#### Stored rows ####

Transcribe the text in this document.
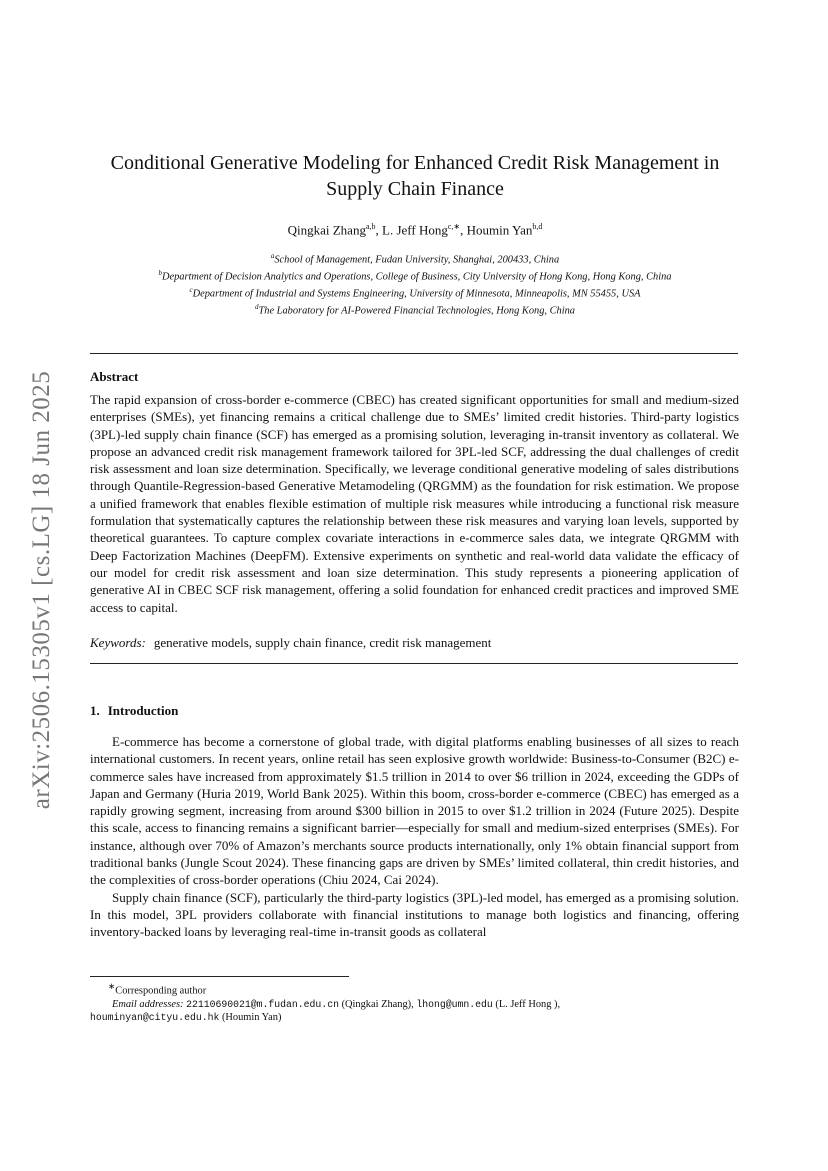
arXiv:2506.15305v1 [cs.LG] 18 Jun 2025
Conditional Generative Modeling for Enhanced Credit Risk Management in Supply Chain Finance
Qingkai Zhang$^{a,b}$, L. Jeff Hong$^{c,∗}$, Houmin Yan$^{b,d}$
$^a$School of Management, Fudan University, Shanghai, 200433, China
$^b$Department of Decision Analytics and Operations, College of Business, City University of Hong Kong, Hong Kong, China
$^c$Department of Industrial and Systems Engineering, University of Minnesota, Minneapolis, MN 55455, USA
$^d$The Laboratory for AI-Powered Financial Technologies, Hong Kong, China
Abstract

The rapid expansion of cross-border e-commerce (CBEC) has created significant opportunities for small and medium-sized enterprises (SMEs), yet financing remains a critical challenge due to SMEs’ limited credit histories. Third-party logistics (3PL)-led supply chain finance (SCF) has emerged as a promising solution, leveraging in-transit inventory as collateral. We propose an advanced credit risk management framework tailored for 3PL-led SCF, addressing the dual challenges of credit risk assessment and loan size determination. Specifically, we leverage conditional generative modeling of sales distributions through Quantile-Regression-based Generative Metamodeling (QRGMM) as the foundation for risk estimation. We propose a unified framework that enables flexible estimation of multiple risk measures while introducing a functional risk measure formulation that systematically captures the relationship between these risk measures and varying loan levels, supported by theoretical guarantees. To capture complex covariate interactions in e-commerce sales data, we integrate QRGMM with Deep Factorization Machines (DeepFM). Extensive experiments on synthetic and real-world data validate the efficacy of our model for credit risk assessment and loan size determination. This study represents a pioneering application of generative AI in CBEC SCF risk management, offering a solid foundation for enhanced credit practices and improved SME access to capital.

Keywords: generative models, supply chain finance, credit risk management
1. Introduction

E-commerce has become a cornerstone of global trade, with digital platforms enabling businesses of all sizes to reach international customers. In recent years, online retail has seen explosive growth worldwide: Business-to-Consumer (B2C) e-commerce sales have increased from approximately $1.5 trillion in 2014 to over $6 trillion in 2024, exceeding the GDPs of Japan and Germany (Huria 2019, World Bank 2025). Within this boom, cross-border e-commerce (CBEC) has emerged as a rapidly growing segment, increasing from around $300 billion in 2015 to over $1.2 trillion in 2024 (Future 2025). Despite this scale, access to financing remains a significant barrier—especially for small and medium-sized enterprises (SMEs). For instance, although over 70% of Amazon’s merchants source products internationally, only 1% obtain financial support from traditional banks (Jungle Scout 2024). These financing gaps are driven by SMEs’ limited collateral, thin credit histories, and the complexities of cross-border operations (Chiu 2024, Cai 2024).

Supply chain finance (SCF), particularly the third-party logistics (3PL)-led model, has emerged as a promising solution. In this model, 3PL providers collaborate with financial institutions to manage both logistics and financing, offering inventory-backed loans by leveraging real-time in-transit goods as collateral

∗Corresponding author

Email addresses: 22110690021@m.fudan.edu.cn (Qingkai Zhang), lhong@umn.edu (L. Jeff Hong ),

houminyan@cityu.edu.hk (Houmin Yan)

####

— Task requirements —
From the entries above, copy each line holding "Hong".

— Exercise output —
Qingkai Zhang$^{a,b}$, L. Jeff Hong$^{c,∗}$, Houmin Yan$^{b,d}$
$^b$Department of Decision Analytics and Operations, College of Business, City University of Hong Kong, Hong Kong, China
$^d$The Laboratory for AI-Powered Financial Technologies, Hong Kong, China
Email addresses: 22110690021@m.fudan.edu.cn (Qingkai Zhang), lhong@umn.edu (L. Jeff Hong ),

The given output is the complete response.